» **Exercise goal**: Go through the lines below and copy each one that holds the string "εκκίνηση".
┄┄┄┄┄┄
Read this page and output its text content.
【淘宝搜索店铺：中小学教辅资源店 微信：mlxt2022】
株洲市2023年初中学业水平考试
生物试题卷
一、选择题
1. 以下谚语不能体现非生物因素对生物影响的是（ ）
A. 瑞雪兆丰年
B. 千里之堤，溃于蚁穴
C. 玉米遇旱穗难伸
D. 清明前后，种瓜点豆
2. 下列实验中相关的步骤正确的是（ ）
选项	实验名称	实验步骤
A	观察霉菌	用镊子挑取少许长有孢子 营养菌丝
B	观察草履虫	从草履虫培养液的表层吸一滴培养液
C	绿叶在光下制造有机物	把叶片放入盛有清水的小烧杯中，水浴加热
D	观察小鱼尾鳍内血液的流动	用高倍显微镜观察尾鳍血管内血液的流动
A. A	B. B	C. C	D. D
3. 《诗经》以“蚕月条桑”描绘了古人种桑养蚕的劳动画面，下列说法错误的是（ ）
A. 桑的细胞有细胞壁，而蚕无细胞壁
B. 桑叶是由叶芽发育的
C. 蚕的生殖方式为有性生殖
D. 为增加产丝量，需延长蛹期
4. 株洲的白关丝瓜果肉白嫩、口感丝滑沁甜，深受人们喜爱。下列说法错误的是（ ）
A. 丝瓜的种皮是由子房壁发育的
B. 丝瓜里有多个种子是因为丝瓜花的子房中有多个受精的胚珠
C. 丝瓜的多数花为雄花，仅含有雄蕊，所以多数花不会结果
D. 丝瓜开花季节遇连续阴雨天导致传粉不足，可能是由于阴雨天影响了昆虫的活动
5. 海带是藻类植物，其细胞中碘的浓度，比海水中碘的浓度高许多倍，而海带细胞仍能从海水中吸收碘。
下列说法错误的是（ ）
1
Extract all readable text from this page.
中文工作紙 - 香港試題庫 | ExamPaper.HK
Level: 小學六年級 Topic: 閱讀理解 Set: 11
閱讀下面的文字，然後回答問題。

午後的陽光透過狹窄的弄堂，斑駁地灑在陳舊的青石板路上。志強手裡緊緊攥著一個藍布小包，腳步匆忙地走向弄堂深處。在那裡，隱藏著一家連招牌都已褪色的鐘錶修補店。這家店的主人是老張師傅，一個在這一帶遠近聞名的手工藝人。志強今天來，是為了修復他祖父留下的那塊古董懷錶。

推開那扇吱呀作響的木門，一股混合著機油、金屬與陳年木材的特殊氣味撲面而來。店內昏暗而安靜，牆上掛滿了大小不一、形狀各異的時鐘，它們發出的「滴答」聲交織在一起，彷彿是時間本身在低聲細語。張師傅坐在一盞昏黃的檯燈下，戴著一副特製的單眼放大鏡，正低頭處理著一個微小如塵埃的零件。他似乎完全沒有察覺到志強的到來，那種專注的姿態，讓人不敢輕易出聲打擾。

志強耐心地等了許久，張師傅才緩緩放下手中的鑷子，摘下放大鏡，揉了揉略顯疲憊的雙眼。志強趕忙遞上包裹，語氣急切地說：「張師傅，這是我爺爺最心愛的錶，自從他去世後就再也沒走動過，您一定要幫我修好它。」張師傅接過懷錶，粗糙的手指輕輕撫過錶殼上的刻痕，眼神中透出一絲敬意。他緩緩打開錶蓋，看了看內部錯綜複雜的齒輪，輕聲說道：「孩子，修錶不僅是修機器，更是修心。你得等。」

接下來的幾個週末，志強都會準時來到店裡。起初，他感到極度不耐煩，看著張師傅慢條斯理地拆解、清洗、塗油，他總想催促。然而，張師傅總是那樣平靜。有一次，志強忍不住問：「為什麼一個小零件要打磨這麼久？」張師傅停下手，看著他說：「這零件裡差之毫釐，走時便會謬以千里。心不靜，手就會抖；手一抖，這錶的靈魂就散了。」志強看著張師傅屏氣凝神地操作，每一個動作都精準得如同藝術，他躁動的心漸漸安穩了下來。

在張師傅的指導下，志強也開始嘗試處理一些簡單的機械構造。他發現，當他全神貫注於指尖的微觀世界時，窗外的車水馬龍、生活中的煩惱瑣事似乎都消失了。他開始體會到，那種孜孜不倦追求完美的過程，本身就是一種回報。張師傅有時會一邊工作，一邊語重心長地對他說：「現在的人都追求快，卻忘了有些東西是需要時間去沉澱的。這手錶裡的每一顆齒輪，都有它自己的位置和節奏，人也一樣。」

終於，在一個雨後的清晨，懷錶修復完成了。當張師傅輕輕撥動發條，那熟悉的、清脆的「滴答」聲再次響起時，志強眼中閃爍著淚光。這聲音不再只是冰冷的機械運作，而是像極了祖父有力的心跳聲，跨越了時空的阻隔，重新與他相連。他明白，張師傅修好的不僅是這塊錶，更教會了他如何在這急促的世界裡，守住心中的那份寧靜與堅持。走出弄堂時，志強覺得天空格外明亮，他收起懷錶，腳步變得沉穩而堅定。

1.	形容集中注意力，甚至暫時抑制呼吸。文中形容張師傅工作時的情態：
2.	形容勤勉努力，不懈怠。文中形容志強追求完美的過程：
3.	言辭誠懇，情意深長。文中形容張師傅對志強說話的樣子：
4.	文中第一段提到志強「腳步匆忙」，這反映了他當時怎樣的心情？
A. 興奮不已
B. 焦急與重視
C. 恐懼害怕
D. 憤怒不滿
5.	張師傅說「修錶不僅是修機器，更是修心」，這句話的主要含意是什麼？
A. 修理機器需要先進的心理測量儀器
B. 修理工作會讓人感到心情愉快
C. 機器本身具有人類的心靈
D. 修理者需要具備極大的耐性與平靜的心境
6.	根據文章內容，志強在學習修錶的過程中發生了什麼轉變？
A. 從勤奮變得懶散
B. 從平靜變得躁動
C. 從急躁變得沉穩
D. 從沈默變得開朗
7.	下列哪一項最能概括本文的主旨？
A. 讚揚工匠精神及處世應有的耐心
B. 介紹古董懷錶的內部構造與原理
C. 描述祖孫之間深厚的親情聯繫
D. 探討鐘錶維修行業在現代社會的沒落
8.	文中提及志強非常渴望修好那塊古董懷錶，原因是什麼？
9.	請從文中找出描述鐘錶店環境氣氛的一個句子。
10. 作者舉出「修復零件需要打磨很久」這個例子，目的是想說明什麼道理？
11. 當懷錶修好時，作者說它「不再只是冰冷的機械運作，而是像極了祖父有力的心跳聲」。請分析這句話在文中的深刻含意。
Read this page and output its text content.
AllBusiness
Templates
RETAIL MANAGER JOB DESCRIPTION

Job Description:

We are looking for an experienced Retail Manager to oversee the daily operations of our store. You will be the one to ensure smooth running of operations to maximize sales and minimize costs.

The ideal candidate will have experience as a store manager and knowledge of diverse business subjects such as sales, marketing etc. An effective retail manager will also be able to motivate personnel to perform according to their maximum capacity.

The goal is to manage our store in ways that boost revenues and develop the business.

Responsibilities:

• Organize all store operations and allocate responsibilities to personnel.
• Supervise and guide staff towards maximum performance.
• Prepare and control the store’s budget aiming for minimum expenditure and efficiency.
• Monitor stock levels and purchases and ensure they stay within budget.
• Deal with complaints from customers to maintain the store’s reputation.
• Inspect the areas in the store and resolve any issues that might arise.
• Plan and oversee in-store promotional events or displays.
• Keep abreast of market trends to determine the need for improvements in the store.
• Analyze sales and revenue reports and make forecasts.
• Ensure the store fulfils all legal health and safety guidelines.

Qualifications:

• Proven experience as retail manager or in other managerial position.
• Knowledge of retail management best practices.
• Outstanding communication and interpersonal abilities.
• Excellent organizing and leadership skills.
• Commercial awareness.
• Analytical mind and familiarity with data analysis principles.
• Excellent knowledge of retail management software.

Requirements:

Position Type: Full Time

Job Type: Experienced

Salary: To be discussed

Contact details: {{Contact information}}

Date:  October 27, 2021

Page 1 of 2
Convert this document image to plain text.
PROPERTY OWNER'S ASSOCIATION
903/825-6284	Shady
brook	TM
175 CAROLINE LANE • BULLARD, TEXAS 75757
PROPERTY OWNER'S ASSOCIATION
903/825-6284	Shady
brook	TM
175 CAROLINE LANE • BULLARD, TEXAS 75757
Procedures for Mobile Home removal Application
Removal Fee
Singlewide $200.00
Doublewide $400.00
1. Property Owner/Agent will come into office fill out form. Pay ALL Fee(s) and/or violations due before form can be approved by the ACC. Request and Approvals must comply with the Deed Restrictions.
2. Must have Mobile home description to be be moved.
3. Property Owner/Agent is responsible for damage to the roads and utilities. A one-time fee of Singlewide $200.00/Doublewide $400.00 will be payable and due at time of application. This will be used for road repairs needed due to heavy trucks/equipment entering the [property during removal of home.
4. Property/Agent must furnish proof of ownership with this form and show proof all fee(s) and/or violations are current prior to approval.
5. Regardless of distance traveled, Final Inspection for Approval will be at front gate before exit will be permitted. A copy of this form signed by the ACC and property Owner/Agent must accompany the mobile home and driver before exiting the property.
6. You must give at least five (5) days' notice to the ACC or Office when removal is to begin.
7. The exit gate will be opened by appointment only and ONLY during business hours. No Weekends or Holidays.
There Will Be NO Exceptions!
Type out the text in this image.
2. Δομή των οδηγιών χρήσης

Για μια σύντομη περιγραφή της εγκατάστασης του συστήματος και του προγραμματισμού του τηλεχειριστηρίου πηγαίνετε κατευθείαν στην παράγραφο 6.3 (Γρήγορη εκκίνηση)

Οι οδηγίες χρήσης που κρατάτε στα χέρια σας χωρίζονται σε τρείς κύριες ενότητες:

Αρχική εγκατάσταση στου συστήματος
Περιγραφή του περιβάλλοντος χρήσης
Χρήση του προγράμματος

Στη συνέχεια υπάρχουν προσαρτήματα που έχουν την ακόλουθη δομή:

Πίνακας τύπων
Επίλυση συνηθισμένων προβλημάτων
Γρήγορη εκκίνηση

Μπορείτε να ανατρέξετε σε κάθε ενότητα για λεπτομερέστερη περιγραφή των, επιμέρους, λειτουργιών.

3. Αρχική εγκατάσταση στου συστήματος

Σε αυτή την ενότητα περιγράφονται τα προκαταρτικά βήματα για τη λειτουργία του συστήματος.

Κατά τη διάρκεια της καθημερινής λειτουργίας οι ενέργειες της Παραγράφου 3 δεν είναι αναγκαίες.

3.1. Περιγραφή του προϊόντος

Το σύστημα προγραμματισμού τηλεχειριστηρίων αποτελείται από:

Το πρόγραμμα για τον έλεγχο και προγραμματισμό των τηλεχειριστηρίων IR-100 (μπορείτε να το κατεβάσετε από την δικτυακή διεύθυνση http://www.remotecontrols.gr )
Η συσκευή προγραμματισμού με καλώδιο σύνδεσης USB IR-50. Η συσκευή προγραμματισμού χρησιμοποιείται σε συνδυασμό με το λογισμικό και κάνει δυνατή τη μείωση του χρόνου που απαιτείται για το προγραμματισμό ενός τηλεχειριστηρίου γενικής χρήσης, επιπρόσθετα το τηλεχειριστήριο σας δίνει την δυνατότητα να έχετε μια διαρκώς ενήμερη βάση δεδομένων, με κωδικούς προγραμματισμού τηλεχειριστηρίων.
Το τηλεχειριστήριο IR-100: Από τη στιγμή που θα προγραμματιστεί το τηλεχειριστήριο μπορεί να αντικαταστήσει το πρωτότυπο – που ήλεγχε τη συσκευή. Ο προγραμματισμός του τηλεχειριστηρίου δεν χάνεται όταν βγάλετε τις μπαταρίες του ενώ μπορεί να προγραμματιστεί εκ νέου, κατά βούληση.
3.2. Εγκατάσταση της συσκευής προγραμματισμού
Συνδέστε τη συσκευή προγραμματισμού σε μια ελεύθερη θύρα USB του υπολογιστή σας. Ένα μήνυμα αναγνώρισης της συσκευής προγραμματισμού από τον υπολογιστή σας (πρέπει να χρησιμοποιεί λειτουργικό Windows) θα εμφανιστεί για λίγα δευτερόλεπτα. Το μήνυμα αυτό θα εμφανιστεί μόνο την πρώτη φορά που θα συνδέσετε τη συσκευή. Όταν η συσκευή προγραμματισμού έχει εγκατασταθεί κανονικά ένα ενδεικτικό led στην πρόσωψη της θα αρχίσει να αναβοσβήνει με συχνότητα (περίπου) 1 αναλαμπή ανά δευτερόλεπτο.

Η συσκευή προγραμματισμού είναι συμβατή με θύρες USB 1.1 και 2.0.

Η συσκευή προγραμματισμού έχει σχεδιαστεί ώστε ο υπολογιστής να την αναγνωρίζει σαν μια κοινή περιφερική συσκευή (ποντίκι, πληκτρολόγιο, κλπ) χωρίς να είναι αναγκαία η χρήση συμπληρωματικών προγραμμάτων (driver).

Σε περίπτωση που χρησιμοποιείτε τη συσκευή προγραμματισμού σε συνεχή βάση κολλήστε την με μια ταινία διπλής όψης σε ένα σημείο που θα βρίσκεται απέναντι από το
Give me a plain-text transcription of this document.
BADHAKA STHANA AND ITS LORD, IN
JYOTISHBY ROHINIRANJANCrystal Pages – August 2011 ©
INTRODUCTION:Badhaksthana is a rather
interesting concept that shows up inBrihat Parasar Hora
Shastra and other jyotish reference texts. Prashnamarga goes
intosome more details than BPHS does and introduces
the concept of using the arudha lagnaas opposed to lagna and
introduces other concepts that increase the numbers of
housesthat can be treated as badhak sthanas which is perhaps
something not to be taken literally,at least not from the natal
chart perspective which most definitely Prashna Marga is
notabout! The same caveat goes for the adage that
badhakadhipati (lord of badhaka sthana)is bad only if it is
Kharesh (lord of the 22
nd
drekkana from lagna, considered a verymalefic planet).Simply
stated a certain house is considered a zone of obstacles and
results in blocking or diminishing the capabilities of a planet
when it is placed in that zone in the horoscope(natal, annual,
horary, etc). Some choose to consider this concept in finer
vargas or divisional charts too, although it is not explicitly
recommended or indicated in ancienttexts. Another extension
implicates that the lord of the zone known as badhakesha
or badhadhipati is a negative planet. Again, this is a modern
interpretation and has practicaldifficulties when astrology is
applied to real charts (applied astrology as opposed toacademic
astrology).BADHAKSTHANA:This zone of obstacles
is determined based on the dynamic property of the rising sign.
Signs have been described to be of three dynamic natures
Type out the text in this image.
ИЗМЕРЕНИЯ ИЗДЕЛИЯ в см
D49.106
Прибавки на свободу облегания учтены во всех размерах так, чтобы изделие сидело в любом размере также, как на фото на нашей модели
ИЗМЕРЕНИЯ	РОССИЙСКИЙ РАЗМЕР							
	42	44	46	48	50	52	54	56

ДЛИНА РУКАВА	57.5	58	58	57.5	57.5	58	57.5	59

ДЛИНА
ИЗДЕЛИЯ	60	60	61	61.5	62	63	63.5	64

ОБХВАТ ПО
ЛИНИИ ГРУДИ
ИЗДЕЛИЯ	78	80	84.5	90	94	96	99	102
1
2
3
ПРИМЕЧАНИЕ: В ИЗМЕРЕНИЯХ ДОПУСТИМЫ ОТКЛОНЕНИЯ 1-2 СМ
┄┄┄┄┄┄
» **Solution to this exercise**:
Για μια σύντομη περιγραφή της εγκατάστασης του συστήματος και του προγραμματισμού του τηλεχειριστηρίου πηγαίνετε κατευθείαν στην παράγραφο 6.3 (Γρήγορη εκκίνηση)
Γρήγορη εκκίνηση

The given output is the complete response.